Stated task> Reproduce the material in full, exactly as written.

Dataset entries on figures
+ + +
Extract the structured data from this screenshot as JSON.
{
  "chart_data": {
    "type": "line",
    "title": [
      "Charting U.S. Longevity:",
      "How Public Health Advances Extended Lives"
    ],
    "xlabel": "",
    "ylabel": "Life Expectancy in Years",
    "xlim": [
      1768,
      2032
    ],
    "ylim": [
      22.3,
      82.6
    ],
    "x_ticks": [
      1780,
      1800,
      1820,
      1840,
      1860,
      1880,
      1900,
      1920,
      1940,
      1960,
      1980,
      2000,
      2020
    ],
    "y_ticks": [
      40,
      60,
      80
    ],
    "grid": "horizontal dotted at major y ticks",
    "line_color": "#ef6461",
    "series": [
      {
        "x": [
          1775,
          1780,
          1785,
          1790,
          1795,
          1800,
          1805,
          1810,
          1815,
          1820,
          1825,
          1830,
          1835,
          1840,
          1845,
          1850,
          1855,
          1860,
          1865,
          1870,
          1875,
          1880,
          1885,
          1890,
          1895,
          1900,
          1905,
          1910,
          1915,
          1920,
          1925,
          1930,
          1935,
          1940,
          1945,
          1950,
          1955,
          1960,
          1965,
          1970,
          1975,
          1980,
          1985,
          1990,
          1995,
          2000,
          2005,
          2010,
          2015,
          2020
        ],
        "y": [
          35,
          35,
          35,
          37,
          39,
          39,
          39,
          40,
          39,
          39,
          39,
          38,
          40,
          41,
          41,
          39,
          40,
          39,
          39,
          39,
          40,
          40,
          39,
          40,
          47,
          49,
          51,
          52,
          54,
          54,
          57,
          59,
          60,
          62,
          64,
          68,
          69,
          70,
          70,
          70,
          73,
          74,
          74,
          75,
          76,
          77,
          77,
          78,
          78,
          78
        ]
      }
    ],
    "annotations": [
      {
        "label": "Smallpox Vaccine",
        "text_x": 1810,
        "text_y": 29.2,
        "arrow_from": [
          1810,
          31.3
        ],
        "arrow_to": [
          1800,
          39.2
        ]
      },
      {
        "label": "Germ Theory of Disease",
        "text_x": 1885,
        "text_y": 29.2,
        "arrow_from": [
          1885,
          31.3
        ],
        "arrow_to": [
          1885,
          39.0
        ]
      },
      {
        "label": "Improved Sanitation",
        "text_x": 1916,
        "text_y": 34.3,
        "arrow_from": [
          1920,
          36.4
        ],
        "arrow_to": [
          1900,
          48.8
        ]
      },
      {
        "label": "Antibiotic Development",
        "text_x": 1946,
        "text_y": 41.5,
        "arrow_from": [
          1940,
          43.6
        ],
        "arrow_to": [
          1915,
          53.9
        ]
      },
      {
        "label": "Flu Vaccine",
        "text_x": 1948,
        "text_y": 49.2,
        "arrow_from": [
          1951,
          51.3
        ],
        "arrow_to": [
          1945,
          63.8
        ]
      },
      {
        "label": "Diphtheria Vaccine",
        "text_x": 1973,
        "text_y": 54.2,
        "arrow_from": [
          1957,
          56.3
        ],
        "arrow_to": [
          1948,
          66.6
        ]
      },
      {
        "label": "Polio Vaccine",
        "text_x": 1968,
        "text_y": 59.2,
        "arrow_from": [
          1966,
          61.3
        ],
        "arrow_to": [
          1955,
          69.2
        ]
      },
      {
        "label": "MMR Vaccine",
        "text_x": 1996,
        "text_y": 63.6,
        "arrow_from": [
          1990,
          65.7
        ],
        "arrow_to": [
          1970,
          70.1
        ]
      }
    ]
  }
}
+ + +
Written answer>
Extract the structured data from this screenshot as JSON.
{
  "chart_data": {
    "type": "line",
    "title": [
      "Charting U.S. Longevity:",
      "How Public Health Advances Extended Lives"
    ],
    "xlabel": "",
    "ylabel": "Life Expectancy in Years",
    "xlim": [
      1768,
      2032
    ],
    "ylim": [
      22.3,
      82.6
    ],
    "x_ticks": [
      1780,
      1800,
      1820,
      1840,
      1860,
      1880,
      1900,
      1920,
      1940,
      1960,
      1980,
      2000,
      2020
    ],
    "y_ticks": [
      40,
      60,
      80
    ],
    "grid": "horizontal dotted at major y ticks",
    "line_color": "#ef6461",
    "series": [
      {
        "x": [
          1775,
          1780,
          1785,
          1790,
          1795,
          1800,
          1805,
          1810,
          1815,
          1820,
          1825,
          1830,
          1835,
          1840,
          1845,
          1850,
          1855,
          1860,
          1865,
          1870,
          1875,
          1880,
          1885,
          1890,
          1895,
          1900,
          1905,
          1910,
          1915,
          1920,
          1925,
          1930,
          1935,
          1940,
          1945,
          1950,
          1955,
          1960,
          1965,
          1970,
          1975,
          1980,
          1985,
          1990,
          1995,
          2000,
          2005,
          2010,
          2015,
          2020
        ],
        "y": [
          35,
          35,
          35,
          37,
          39,
          39,
          39,
          40,
          39,
          39,
          39,
          38,
          40,
          41,
          41,
          39,
          40,
          39,
          39,
          39,
          40,
          40,
          39,
          40,
          47,
          49,
          51,
          52,
          54,
          54,
          57,
          59,
          60,
          62,
          64,
          68,
          69,
          70,
          70,
          70,
          73,
          74,
          74,
          75,
          76,
          77,
          77,
          78,
          78,
          78
        ]
      }
    ],
    "annotations": [
      {
        "label": "Smallpox Vaccine",
        "text_x": 1810,
        "text_y": 29.2,
        "arrow_from": [
          1810,
          31.3
        ],
        "arrow_to": [
          1800,
          39.2
        ]
      },
      {
        "label": "Germ Theory of Disease",
        "text_x": 1885,
        "text_y": 29.2,
        "arrow_from": [
          1885,
          31.3
        ],
        "arrow_to": [
          1885,
          39.0
        ]
      },
      {
        "label": "Improved Sanitation",
        "text_x": 1916,
        "text_y": 34.3,
        "arrow_from": [
          1920,
          36.4
        ],
        "arrow_to": [
          1900,
          48.8
        ]
      },
      {
        "label": "Antibiotic Development",
        "text_x": 1946,
        "text_y": 41.5,
        "arrow_from": [
          1940,
          43.6
        ],
        "arrow_to": [
          1915,
          53.9
        ]
      },
      {
        "label": "Flu Vaccine",
        "text_x": 1948,
        "text_y": 49.2,
        "arrow_from": [
          1951,
          51.3
        ],
        "arrow_to": [
          1945,
          63.8
        ]
      },
      {
        "label": "Diphtheria Vaccine",
        "text_x": 1973,
        "text_y": 54.2,
        "arrow_from": [
          1957,
          56.3
        ],
        "arrow_to": [
          1948,
          66.6
        ]
      },
      {
        "label": "Polio Vaccine",
        "text_x": 1968,
        "text_y": 59.2,
        "arrow_from": [
          1966,
          61.3
        ],
        "arrow_to": [
          1955,
          69.2
        ]
      },
      {
        "label": "MMR Vaccine",
        "text_x": 1996,
        "text_y": 63.6,
        "arrow_from": [
          1990,
          65.7
        ],
        "arrow_to": [
          1970,
          70.1
        ]
      }
    ]
  }
}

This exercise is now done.